TASK DESCRIPTION:
Copy out each line of the data holding "operation".

PROVIDED DATA:
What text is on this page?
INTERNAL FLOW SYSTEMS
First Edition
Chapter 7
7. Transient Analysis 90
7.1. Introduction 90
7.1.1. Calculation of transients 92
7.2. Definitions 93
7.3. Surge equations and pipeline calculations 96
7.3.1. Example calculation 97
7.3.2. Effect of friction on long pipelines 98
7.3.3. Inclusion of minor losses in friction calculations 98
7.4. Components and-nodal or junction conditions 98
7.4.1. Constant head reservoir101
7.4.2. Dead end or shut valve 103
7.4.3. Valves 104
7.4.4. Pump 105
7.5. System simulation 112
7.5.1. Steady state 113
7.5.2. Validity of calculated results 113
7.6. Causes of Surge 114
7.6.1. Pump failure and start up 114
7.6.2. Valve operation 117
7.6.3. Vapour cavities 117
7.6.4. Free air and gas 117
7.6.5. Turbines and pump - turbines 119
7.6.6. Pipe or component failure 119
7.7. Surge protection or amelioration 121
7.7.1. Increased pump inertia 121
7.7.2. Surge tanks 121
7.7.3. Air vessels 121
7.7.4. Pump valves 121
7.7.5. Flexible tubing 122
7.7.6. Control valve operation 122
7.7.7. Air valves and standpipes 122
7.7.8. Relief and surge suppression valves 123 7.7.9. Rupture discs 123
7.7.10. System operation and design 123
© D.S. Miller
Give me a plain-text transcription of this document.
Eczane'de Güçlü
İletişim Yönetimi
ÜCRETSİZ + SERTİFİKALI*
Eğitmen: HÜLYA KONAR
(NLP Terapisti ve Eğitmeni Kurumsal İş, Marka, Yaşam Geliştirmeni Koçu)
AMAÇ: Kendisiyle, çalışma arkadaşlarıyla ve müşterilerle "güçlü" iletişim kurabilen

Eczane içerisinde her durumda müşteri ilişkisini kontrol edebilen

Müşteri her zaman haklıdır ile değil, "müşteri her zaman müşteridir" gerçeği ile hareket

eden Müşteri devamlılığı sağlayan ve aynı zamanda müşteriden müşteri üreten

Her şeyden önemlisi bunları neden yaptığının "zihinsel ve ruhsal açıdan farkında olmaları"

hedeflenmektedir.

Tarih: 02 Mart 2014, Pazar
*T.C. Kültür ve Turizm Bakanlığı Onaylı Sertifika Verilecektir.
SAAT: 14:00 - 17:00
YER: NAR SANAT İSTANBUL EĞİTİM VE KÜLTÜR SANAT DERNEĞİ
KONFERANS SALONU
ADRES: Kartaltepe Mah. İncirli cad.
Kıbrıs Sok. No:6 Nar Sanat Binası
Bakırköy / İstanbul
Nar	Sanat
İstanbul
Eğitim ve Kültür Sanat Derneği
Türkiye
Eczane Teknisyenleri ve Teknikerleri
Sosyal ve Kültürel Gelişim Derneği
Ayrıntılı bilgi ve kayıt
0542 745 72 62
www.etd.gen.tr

EXERCISE ANSWER:
7.6.2. Valve operation 117
7.7.6. Control valve operation 122
7.7.10. System operation and design 123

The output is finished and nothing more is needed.